**WHAT NEEDS TO BE DONE**
Give back the full material, exactly as it reads.

## begin ENTRIES SUPPLIED

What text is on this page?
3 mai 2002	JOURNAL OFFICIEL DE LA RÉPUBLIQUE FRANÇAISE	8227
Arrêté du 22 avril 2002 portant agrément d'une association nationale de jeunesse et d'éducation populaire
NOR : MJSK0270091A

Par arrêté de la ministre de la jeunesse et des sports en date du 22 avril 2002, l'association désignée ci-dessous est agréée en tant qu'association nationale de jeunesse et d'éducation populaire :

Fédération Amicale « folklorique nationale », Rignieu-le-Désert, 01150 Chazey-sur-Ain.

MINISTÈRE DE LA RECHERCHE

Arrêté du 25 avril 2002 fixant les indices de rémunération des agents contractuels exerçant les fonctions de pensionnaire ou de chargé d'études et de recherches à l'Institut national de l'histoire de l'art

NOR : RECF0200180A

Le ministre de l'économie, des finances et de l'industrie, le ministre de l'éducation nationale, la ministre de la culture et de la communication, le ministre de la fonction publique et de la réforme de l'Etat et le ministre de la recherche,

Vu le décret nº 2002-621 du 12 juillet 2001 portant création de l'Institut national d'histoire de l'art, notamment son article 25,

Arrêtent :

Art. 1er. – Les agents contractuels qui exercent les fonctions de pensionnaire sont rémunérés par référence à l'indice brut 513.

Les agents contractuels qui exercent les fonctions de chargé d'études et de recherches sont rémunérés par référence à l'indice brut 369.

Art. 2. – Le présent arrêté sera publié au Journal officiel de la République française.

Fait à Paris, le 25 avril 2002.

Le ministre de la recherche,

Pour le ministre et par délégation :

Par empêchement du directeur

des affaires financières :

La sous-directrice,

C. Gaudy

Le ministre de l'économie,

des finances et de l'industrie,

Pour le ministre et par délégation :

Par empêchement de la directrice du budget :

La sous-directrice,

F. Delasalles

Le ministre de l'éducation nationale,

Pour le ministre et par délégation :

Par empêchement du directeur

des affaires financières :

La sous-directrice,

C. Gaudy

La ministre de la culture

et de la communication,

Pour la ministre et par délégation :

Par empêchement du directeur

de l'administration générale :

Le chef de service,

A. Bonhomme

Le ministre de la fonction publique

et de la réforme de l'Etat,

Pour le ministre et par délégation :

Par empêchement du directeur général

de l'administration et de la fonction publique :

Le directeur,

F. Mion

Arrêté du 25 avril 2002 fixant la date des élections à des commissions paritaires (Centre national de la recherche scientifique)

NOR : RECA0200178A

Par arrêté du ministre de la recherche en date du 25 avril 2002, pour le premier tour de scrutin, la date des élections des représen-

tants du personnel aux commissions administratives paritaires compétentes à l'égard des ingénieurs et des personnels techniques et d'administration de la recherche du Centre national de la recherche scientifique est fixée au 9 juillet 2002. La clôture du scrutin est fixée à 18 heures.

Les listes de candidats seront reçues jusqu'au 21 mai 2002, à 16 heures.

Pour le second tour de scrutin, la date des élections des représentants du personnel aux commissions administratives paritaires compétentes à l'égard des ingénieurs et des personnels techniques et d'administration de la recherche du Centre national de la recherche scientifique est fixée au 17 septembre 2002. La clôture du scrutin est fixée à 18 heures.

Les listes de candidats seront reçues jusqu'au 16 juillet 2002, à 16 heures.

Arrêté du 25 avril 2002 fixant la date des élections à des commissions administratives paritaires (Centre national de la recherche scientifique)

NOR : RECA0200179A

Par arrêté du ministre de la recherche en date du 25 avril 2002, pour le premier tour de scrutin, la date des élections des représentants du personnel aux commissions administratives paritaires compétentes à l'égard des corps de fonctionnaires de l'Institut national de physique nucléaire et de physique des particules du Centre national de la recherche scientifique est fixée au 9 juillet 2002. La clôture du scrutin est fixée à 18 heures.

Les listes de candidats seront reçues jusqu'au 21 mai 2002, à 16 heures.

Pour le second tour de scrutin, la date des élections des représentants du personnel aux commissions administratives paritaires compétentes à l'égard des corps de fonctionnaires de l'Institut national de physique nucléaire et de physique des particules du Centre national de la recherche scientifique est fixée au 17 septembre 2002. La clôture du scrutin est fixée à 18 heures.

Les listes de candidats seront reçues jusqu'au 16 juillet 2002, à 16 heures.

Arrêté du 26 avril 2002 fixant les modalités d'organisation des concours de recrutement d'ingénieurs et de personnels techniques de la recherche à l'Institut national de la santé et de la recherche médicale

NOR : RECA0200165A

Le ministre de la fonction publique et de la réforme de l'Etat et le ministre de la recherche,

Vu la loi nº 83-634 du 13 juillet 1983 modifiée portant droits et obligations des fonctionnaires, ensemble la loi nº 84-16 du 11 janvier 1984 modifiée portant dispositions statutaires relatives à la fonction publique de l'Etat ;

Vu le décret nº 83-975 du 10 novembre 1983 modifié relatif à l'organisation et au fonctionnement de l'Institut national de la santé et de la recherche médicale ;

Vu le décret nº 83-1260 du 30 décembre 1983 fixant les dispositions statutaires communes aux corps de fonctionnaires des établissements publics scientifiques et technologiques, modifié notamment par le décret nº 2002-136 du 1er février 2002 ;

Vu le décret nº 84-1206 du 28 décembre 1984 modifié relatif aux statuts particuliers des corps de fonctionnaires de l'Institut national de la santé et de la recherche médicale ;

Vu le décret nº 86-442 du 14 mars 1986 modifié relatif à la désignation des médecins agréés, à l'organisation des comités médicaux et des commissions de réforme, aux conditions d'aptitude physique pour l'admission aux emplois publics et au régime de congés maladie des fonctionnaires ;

## end ENTRIES SUPPLIED

**SOLUTION**
What text is on this page?
3 mai 2002	JOURNAL OFFICIEL DE LA RÉPUBLIQUE FRANÇAISE	8227
Arrêté du 22 avril 2002 portant agrément d'une association nationale de jeunesse et d'éducation populaire
NOR : MJSK0270091A

Par arrêté de la ministre de la jeunesse et des sports en date du 22 avril 2002, l'association désignée ci-dessous est agréée en tant qu'association nationale de jeunesse et d'éducation populaire :

Fédération Amicale « folklorique nationale », Rignieu-le-Désert, 01150 Chazey-sur-Ain.

MINISTÈRE DE LA RECHERCHE

Arrêté du 25 avril 2002 fixant les indices de rémunération des agents contractuels exerçant les fonctions de pensionnaire ou de chargé d'études et de recherches à l'Institut national de l'histoire de l'art

NOR : RECF0200180A

Le ministre de l'économie, des finances et de l'industrie, le ministre de l'éducation nationale, la ministre de la culture et de la communication, le ministre de la fonction publique et de la réforme de l'Etat et le ministre de la recherche,

Vu le décret nº 2002-621 du 12 juillet 2001 portant création de l'Institut national d'histoire de l'art, notamment son article 25,

Arrêtent :

Art. 1er. – Les agents contractuels qui exercent les fonctions de pensionnaire sont rémunérés par référence à l'indice brut 513.

Les agents contractuels qui exercent les fonctions de chargé d'études et de recherches sont rémunérés par référence à l'indice brut 369.

Art. 2. – Le présent arrêté sera publié au Journal officiel de la République française.

Fait à Paris, le 25 avril 2002.

Le ministre de la recherche,

Pour le ministre et par délégation :

Par empêchement du directeur

des affaires financières :

La sous-directrice,

C. Gaudy

Le ministre de l'économie,

des finances et de l'industrie,

Pour le ministre et par délégation :

Par empêchement de la directrice du budget :

La sous-directrice,

F. Delasalles

Le ministre de l'éducation nationale,

Pour le ministre et par délégation :

Par empêchement du directeur

des affaires financières :

La sous-directrice,

C. Gaudy

La ministre de la culture

et de la communication,

Pour la ministre et par délégation :

Par empêchement du directeur

de l'administration générale :

Le chef de service,

A. Bonhomme

Le ministre de la fonction publique

et de la réforme de l'Etat,

Pour le ministre et par délégation :

Par empêchement du directeur général

de l'administration et de la fonction publique :

Le directeur,

F. Mion

Arrêté du 25 avril 2002 fixant la date des élections à des commissions paritaires (Centre national de la recherche scientifique)

NOR : RECA0200178A

Par arrêté du ministre de la recherche en date du 25 avril 2002, pour le premier tour de scrutin, la date des élections des représen-

tants du personnel aux commissions administratives paritaires compétentes à l'égard des ingénieurs et des personnels techniques et d'administration de la recherche du Centre national de la recherche scientifique est fixée au 9 juillet 2002. La clôture du scrutin est fixée à 18 heures.

Les listes de candidats seront reçues jusqu'au 21 mai 2002, à 16 heures.

Pour le second tour de scrutin, la date des élections des représentants du personnel aux commissions administratives paritaires compétentes à l'égard des ingénieurs et des personnels techniques et d'administration de la recherche du Centre national de la recherche scientifique est fixée au 17 septembre 2002. La clôture du scrutin est fixée à 18 heures.

Les listes de candidats seront reçues jusqu'au 16 juillet 2002, à 16 heures.

Arrêté du 25 avril 2002 fixant la date des élections à des commissions administratives paritaires (Centre national de la recherche scientifique)

NOR : RECA0200179A

Par arrêté du ministre de la recherche en date du 25 avril 2002, pour le premier tour de scrutin, la date des élections des représentants du personnel aux commissions administratives paritaires compétentes à l'égard des corps de fonctionnaires de l'Institut national de physique nucléaire et de physique des particules du Centre national de la recherche scientifique est fixée au 9 juillet 2002. La clôture du scrutin est fixée à 18 heures.

Les listes de candidats seront reçues jusqu'au 21 mai 2002, à 16 heures.

Pour le second tour de scrutin, la date des élections des représentants du personnel aux commissions administratives paritaires compétentes à l'égard des corps de fonctionnaires de l'Institut national de physique nucléaire et de physique des particules du Centre national de la recherche scientifique est fixée au 17 septembre 2002. La clôture du scrutin est fixée à 18 heures.

Les listes de candidats seront reçues jusqu'au 16 juillet 2002, à 16 heures.

Arrêté du 26 avril 2002 fixant les modalités d'organisation des concours de recrutement d'ingénieurs et de personnels techniques de la recherche à l'Institut national de la santé et de la recherche médicale

NOR : RECA0200165A

Le ministre de la fonction publique et de la réforme de l'Etat et le ministre de la recherche,

Vu la loi nº 83-634 du 13 juillet 1983 modifiée portant droits et obligations des fonctionnaires, ensemble la loi nº 84-16 du 11 janvier 1984 modifiée portant dispositions statutaires relatives à la fonction publique de l'Etat ;

Vu le décret nº 83-975 du 10 novembre 1983 modifié relatif à l'organisation et au fonctionnement de l'Institut national de la santé et de la recherche médicale ;

Vu le décret nº 83-1260 du 30 décembre 1983 fixant les dispositions statutaires communes aux corps de fonctionnaires des établissements publics scientifiques et technologiques, modifié notamment par le décret nº 2002-136 du 1er février 2002 ;

Vu le décret nº 84-1206 du 28 décembre 1984 modifié relatif aux statuts particuliers des corps de fonctionnaires de l'Institut national de la santé et de la recherche médicale ;

Vu le décret nº 86-442 du 14 mars 1986 modifié relatif à la désignation des médecins agréés, à l'organisation des comités médicaux et des commissions de réforme, aux conditions d'aptitude physique pour l'admission aux emplois publics et au régime de congés maladie des fonctionnaires ;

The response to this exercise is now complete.